Dataset records:

'''

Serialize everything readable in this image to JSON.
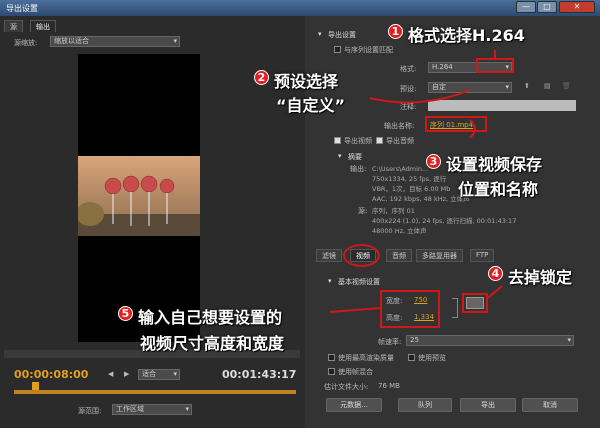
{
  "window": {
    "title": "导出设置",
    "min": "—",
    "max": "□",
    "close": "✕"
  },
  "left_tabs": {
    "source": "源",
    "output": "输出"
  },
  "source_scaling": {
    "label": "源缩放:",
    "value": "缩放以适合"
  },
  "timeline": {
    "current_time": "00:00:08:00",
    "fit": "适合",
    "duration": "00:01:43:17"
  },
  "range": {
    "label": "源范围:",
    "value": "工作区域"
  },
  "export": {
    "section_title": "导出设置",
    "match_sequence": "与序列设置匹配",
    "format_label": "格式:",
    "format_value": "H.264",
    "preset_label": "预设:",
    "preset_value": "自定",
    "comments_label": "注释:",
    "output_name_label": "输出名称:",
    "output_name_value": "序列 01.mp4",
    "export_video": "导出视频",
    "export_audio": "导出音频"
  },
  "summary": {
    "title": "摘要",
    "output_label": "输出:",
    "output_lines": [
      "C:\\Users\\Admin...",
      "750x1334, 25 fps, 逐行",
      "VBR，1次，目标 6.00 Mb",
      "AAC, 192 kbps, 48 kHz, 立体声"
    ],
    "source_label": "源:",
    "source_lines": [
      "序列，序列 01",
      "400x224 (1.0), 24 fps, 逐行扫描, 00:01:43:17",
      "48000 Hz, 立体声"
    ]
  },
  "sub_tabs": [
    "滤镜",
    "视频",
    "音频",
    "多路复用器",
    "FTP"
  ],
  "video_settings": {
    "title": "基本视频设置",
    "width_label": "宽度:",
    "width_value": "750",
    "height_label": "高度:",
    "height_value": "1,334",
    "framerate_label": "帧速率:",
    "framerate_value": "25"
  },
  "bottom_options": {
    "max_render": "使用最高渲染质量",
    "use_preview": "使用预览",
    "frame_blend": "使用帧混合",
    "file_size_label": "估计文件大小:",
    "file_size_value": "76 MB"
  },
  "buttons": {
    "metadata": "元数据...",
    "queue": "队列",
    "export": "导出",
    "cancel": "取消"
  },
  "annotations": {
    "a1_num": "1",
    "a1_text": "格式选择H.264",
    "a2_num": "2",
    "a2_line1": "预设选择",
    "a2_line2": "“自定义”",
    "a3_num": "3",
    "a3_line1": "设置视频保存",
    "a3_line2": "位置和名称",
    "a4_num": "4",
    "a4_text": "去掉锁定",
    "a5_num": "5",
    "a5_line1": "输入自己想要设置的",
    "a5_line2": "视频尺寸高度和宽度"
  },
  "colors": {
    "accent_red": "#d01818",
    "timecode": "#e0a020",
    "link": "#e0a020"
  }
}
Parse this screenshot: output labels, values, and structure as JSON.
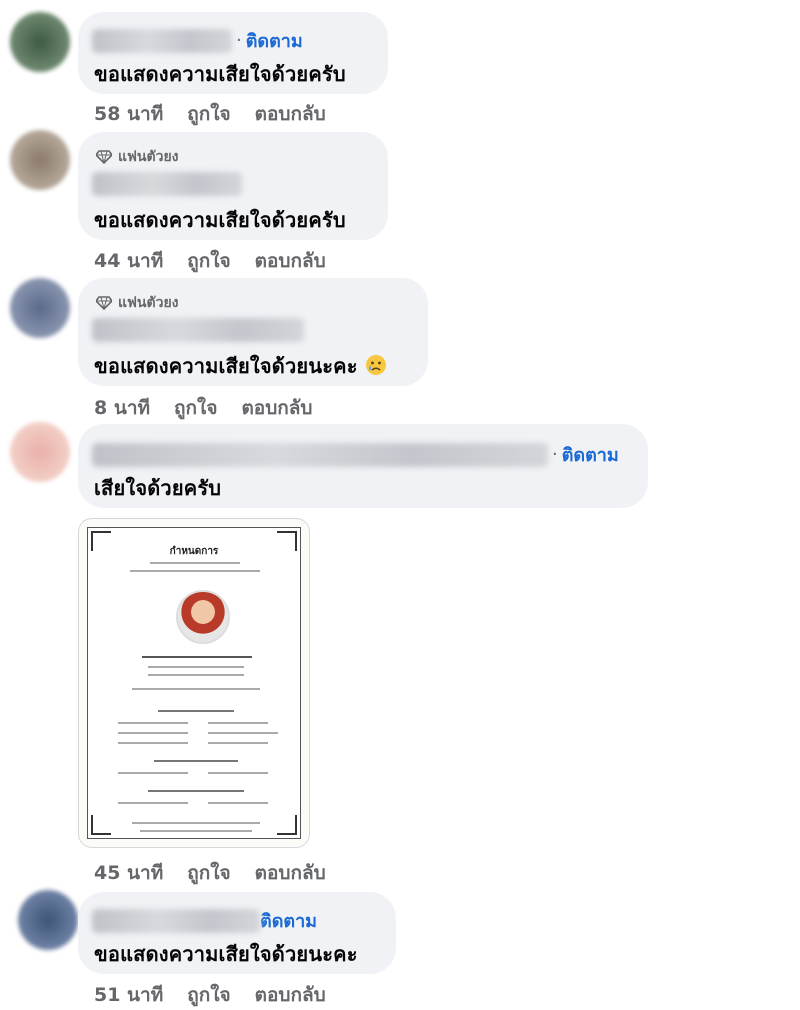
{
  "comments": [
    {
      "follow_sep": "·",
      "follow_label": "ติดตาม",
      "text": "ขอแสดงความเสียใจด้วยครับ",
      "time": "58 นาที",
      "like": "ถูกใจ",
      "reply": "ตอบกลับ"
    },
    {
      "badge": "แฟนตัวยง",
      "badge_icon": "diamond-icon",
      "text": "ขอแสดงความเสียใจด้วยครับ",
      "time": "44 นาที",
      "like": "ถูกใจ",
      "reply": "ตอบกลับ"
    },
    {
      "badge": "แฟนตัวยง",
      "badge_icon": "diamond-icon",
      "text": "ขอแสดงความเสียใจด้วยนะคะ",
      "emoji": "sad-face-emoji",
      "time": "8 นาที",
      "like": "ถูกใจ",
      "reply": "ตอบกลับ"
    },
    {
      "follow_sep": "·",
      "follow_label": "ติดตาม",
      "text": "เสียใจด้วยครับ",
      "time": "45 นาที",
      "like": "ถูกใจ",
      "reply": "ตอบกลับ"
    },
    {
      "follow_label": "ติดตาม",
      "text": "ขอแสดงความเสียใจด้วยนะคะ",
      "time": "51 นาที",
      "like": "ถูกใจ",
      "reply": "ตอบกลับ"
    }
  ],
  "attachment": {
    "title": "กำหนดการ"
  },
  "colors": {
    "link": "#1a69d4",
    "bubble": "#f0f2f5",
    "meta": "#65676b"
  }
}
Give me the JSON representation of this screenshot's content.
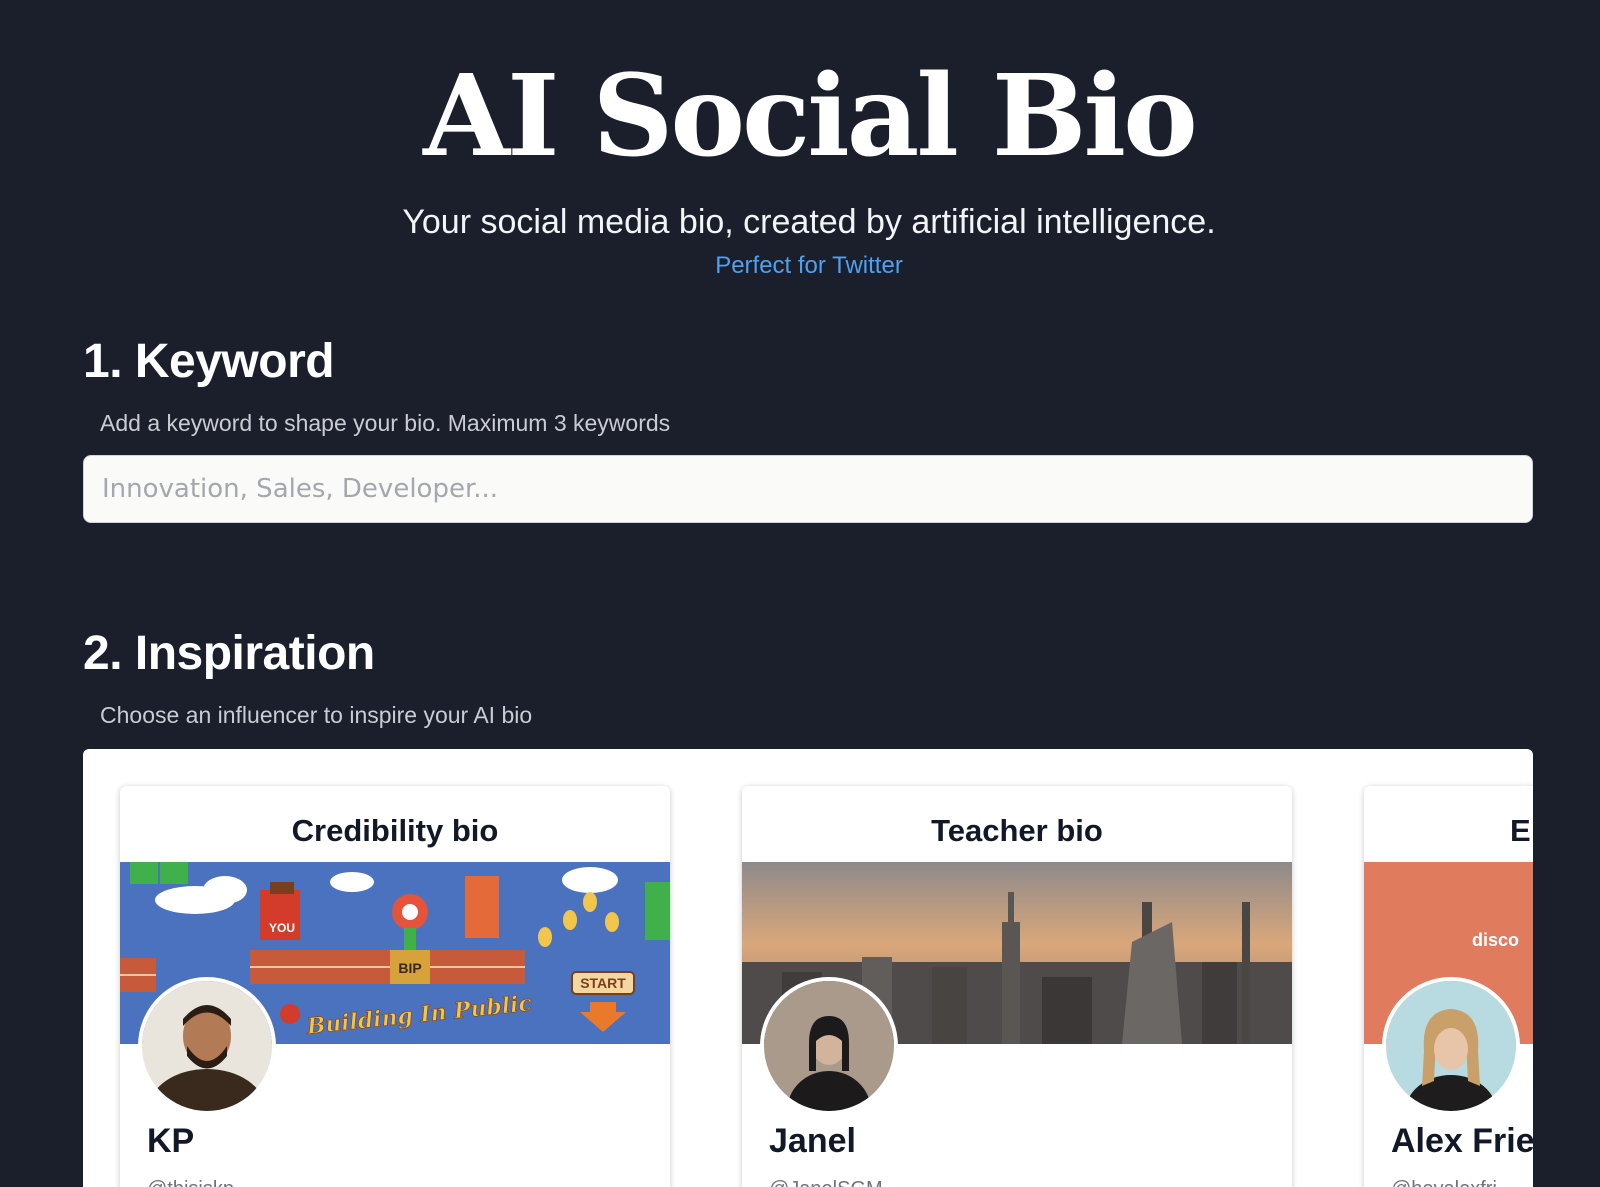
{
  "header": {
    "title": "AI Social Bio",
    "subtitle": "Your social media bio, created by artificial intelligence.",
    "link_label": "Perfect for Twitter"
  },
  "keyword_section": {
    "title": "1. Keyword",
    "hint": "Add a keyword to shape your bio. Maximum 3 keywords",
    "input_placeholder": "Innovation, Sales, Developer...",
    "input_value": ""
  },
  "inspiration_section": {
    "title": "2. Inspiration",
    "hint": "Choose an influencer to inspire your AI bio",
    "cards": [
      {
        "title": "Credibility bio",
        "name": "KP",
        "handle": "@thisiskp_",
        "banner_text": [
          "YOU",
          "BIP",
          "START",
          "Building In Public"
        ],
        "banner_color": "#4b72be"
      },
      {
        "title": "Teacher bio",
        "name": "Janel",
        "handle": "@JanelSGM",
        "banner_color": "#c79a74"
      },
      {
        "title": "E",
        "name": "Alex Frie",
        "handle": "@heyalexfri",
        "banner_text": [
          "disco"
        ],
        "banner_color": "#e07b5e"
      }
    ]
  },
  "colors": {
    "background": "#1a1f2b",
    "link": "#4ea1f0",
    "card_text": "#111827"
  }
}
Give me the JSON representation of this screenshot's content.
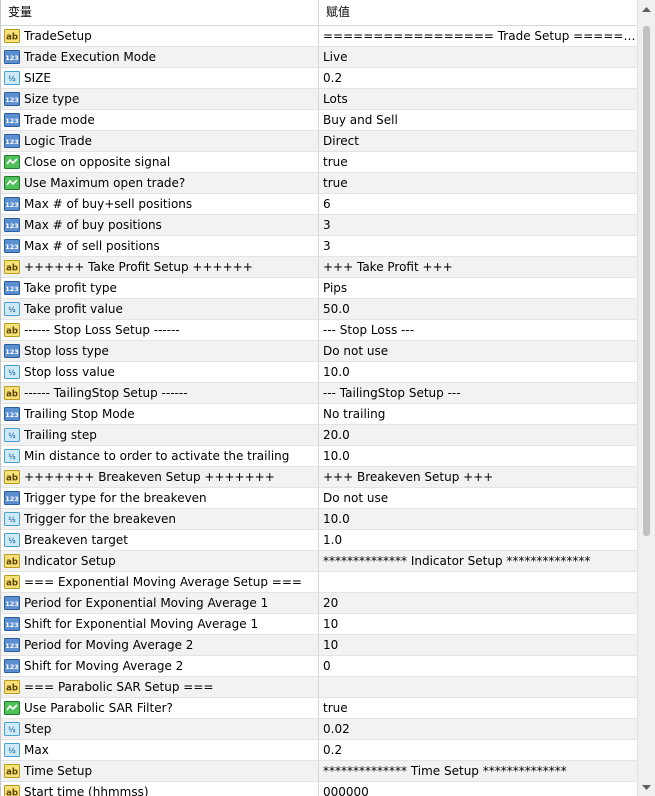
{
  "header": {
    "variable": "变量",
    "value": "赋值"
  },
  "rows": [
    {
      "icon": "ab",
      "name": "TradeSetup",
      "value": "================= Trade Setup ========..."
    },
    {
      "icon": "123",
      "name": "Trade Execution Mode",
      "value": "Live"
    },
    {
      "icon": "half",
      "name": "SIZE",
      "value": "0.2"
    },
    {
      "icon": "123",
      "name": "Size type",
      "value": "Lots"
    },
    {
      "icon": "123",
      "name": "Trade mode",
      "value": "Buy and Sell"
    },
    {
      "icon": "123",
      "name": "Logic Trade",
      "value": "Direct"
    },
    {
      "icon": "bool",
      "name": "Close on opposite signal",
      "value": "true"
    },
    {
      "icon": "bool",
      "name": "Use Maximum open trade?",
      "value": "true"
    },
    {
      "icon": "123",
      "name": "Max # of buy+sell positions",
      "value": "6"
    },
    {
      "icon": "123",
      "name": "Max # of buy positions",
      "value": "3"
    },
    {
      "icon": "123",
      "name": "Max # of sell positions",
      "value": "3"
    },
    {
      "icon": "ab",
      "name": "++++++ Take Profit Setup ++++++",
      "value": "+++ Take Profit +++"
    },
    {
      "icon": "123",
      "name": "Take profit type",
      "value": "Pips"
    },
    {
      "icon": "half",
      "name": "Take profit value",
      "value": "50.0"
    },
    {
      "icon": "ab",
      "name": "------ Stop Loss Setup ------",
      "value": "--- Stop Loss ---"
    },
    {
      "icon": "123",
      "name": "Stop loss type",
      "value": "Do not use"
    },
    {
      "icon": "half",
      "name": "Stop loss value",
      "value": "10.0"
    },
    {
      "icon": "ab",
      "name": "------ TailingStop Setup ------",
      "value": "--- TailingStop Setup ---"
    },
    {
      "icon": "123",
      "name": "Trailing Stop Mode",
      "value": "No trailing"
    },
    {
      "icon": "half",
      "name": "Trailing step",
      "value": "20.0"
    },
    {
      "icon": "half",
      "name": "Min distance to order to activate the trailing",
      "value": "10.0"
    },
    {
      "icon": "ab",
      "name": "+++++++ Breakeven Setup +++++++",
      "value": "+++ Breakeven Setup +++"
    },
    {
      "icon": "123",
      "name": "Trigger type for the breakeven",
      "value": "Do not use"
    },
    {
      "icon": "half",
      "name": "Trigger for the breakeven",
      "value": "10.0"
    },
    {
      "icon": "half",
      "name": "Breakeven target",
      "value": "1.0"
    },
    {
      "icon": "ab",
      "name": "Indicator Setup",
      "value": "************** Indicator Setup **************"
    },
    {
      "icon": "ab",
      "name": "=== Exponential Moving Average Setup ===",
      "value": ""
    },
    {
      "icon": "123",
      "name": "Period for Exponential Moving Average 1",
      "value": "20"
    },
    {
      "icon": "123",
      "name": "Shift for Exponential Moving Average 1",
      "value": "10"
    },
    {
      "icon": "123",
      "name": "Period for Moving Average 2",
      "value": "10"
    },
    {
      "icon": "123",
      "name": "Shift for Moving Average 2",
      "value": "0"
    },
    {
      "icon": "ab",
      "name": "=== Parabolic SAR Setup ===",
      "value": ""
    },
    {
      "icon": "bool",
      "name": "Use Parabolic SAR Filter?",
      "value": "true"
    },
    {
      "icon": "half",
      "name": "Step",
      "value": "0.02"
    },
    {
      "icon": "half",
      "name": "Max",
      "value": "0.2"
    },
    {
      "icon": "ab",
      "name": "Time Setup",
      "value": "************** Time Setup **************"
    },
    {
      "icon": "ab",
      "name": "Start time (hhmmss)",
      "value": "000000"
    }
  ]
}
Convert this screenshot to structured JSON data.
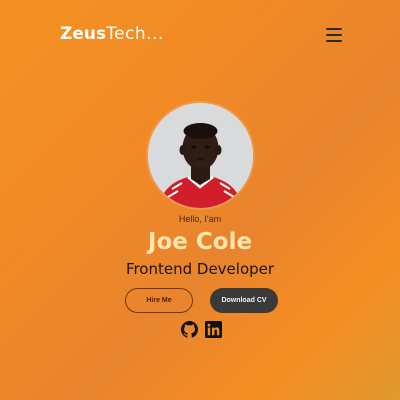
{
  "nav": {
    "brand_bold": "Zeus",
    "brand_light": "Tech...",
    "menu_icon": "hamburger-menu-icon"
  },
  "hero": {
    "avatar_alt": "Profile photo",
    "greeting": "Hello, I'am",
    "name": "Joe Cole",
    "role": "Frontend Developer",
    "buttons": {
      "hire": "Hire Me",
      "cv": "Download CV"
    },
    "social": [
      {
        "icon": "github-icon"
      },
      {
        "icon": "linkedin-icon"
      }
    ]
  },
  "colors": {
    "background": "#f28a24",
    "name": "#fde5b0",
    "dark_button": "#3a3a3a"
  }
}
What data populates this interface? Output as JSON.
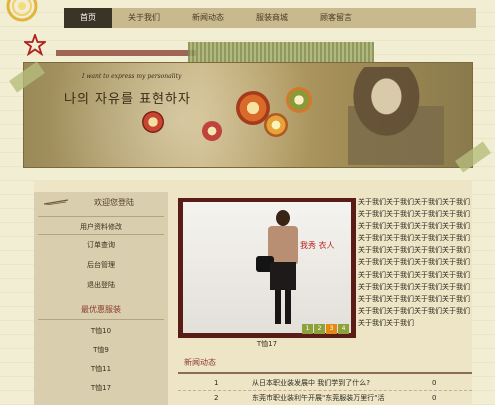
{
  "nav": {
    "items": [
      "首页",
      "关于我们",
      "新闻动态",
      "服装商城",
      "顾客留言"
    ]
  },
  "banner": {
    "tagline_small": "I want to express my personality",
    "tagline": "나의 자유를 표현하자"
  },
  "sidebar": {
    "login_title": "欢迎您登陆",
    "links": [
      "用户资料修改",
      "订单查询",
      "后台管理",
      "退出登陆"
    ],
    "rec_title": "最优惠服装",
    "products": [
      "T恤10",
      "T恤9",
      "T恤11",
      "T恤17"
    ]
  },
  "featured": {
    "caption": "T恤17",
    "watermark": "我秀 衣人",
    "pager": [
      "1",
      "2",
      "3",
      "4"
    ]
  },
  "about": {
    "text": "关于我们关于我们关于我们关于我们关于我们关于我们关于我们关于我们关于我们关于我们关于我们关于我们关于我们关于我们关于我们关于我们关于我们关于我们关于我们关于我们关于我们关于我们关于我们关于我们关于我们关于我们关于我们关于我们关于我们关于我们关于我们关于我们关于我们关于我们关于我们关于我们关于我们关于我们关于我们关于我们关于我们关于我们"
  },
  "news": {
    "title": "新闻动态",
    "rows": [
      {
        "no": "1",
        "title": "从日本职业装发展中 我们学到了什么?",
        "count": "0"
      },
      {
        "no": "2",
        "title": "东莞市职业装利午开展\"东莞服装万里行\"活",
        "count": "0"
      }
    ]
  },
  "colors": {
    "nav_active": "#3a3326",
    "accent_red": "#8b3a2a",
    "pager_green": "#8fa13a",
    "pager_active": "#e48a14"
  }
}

'''

→ **WORK TO BE COMPLETED**:
Pick out all lines containing the string "Period".

→ **FINISHED TASK**:
      "name": "Period for Exponential Moving Average 1",
      "name": "Period for Moving Average 2",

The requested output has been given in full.